═══ TASK DATA

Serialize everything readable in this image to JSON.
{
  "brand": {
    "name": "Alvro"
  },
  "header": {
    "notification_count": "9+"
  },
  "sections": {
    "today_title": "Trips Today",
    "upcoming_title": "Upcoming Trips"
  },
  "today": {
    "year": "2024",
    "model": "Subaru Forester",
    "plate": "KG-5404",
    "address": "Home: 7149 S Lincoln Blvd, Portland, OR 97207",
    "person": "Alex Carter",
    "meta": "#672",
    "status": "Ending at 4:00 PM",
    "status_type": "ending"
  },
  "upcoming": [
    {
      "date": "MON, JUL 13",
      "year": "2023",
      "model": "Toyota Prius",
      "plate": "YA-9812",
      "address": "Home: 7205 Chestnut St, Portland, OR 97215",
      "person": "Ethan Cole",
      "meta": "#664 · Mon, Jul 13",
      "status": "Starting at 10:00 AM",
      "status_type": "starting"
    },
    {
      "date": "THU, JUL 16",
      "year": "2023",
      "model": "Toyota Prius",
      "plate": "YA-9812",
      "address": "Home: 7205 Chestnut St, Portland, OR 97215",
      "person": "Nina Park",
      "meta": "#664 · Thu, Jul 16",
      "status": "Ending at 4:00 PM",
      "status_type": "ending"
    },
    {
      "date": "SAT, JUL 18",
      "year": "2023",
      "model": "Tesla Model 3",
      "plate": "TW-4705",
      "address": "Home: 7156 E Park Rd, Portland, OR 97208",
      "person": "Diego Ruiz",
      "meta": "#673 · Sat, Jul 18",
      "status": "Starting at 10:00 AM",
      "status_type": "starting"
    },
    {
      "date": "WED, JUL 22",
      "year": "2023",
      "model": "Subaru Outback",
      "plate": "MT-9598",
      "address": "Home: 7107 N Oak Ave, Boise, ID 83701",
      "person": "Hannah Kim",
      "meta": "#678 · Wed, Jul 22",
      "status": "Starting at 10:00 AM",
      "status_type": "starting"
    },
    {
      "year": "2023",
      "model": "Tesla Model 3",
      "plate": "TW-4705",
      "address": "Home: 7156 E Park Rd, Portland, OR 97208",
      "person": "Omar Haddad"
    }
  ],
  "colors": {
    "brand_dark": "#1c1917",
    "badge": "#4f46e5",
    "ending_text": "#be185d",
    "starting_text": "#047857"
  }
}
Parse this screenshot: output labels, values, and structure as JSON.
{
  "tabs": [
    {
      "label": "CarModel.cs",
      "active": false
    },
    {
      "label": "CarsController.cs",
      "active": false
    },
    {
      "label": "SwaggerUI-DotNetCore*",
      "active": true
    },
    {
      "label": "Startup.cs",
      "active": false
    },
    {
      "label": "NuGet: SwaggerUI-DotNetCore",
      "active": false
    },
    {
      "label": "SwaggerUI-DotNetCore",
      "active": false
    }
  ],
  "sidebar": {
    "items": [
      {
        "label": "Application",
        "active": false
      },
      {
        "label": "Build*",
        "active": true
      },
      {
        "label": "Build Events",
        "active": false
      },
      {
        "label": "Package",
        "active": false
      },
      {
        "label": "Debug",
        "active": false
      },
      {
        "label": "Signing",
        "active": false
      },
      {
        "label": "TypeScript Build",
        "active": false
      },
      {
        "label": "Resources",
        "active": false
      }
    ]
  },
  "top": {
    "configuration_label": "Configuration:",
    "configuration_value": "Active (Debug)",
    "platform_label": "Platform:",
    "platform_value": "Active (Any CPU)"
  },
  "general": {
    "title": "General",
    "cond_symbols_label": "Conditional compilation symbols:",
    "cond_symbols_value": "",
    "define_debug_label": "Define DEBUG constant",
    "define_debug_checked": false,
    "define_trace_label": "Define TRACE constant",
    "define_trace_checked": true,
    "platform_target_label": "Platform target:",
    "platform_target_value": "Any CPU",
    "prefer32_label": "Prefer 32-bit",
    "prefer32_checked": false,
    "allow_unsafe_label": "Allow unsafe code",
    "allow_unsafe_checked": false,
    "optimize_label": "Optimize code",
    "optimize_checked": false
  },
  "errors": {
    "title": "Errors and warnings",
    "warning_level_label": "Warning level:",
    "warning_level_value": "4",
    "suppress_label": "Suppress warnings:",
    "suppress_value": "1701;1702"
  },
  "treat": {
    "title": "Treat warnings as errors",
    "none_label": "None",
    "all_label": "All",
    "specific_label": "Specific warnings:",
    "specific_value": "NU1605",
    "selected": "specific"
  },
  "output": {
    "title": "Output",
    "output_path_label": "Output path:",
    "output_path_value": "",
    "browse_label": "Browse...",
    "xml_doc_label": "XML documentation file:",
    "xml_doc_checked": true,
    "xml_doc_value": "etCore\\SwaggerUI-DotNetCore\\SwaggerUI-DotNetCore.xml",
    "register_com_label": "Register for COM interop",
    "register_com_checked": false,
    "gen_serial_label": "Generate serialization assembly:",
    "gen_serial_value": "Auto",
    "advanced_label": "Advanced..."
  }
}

══════

» **SHORT TASK**
Provide an exact reproduction of all the entries shown above.

» **TASK ANSWER**
Serialize everything readable in this image to JSON.
{
  "brand": {
    "name": "Alvro"
  },
  "header": {
    "notification_count": "9+"
  },
  "sections": {
    "today_title": "Trips Today",
    "upcoming_title": "Upcoming Trips"
  },
  "today": {
    "year": "2024",
    "model": "Subaru Forester",
    "plate": "KG-5404",
    "address": "Home: 7149 S Lincoln Blvd, Portland, OR 97207",
    "person": "Alex Carter",
    "meta": "#672",
    "status": "Ending at 4:00 PM",
    "status_type": "ending"
  },
  "upcoming": [
    {
      "date": "MON, JUL 13",
      "year": "2023",
      "model": "Toyota Prius",
      "plate": "YA-9812",
      "address": "Home: 7205 Chestnut St, Portland, OR 97215",
      "person": "Ethan Cole",
      "meta": "#664 · Mon, Jul 13",
      "status": "Starting at 10:00 AM",
      "status_type": "starting"
    },
    {
      "date": "THU, JUL 16",
      "year": "2023",
      "model": "Toyota Prius",
      "plate": "YA-9812",
      "address": "Home: 7205 Chestnut St, Portland, OR 97215",
      "person": "Nina Park",
      "meta": "#664 · Thu, Jul 16",
      "status": "Ending at 4:00 PM",
      "status_type": "ending"
    },
    {
      "date": "SAT, JUL 18",
      "year": "2023",
      "model": "Tesla Model 3",
      "plate": "TW-4705",
      "address": "Home: 7156 E Park Rd, Portland, OR 97208",
      "person": "Diego Ruiz",
      "meta": "#673 · Sat, Jul 18",
      "status": "Starting at 10:00 AM",
      "status_type": "starting"
    },
    {
      "date": "WED, JUL 22",
      "year": "2023",
      "model": "Subaru Outback",
      "plate": "MT-9598",
      "address": "Home: 7107 N Oak Ave, Boise, ID 83701",
      "person": "Hannah Kim",
      "meta": "#678 · Wed, Jul 22",
      "status": "Starting at 10:00 AM",
      "status_type": "starting"
    },
    {
      "year": "2023",
      "model": "Tesla Model 3",
      "plate": "TW-4705",
      "address": "Home: 7156 E Park Rd, Portland, OR 97208",
      "person": "Omar Haddad"
    }
  ],
  "colors": {
    "brand_dark": "#1c1917",
    "badge": "#4f46e5",
    "ending_text": "#be185d",
    "starting_text": "#047857"
  }
}
Parse this screenshot: output labels, values, and structure as JSON.
{
  "tabs": [
    {
      "label": "CarModel.cs",
      "active": false
    },
    {
      "label": "CarsController.cs",
      "active": false
    },
    {
      "label": "SwaggerUI-DotNetCore*",
      "active": true
    },
    {
      "label": "Startup.cs",
      "active": false
    },
    {
      "label": "NuGet: SwaggerUI-DotNetCore",
      "active": false
    },
    {
      "label": "SwaggerUI-DotNetCore",
      "active": false
    }
  ],
  "sidebar": {
    "items": [
      {
        "label": "Application",
        "active": false
      },
      {
        "label": "Build*",
        "active": true
      },
      {
        "label": "Build Events",
        "active": false
      },
      {
        "label": "Package",
        "active": false
      },
      {
        "label": "Debug",
        "active": false
      },
      {
        "label": "Signing",
        "active": false
      },
      {
        "label": "TypeScript Build",
        "active": false
      },
      {
        "label": "Resources",
        "active": false
      }
    ]
  },
  "top": {
    "configuration_label": "Configuration:",
    "configuration_value": "Active (Debug)",
    "platform_label": "Platform:",
    "platform_value": "Active (Any CPU)"
  },
  "general": {
    "title": "General",
    "cond_symbols_label": "Conditional compilation symbols:",
    "cond_symbols_value": "",
    "define_debug_label": "Define DEBUG constant",
    "define_debug_checked": false,
    "define_trace_label": "Define TRACE constant",
    "define_trace_checked": true,
    "platform_target_label": "Platform target:",
    "platform_target_value": "Any CPU",
    "prefer32_label": "Prefer 32-bit",
    "prefer32_checked": false,
    "allow_unsafe_label": "Allow unsafe code",
    "allow_unsafe_checked": false,
    "optimize_label": "Optimize code",
    "optimize_checked": false
  },
  "errors": {
    "title": "Errors and warnings",
    "warning_level_label": "Warning level:",
    "warning_level_value": "4",
    "suppress_label": "Suppress warnings:",
    "suppress_value": "1701;1702"
  },
  "treat": {
    "title": "Treat warnings as errors",
    "none_label": "None",
    "all_label": "All",
    "specific_label": "Specific warnings:",
    "specific_value": "NU1605",
    "selected": "specific"
  },
  "output": {
    "title": "Output",
    "output_path_label": "Output path:",
    "output_path_value": "",
    "browse_label": "Browse...",
    "xml_doc_label": "XML documentation file:",
    "xml_doc_checked": true,
    "xml_doc_value": "etCore\\SwaggerUI-DotNetCore\\SwaggerUI-DotNetCore.xml",
    "register_com_label": "Register for COM interop",
    "register_com_checked": false,
    "gen_serial_label": "Generate serialization assembly:",
    "gen_serial_value": "Auto",
    "advanced_label": "Advanced..."
  }
}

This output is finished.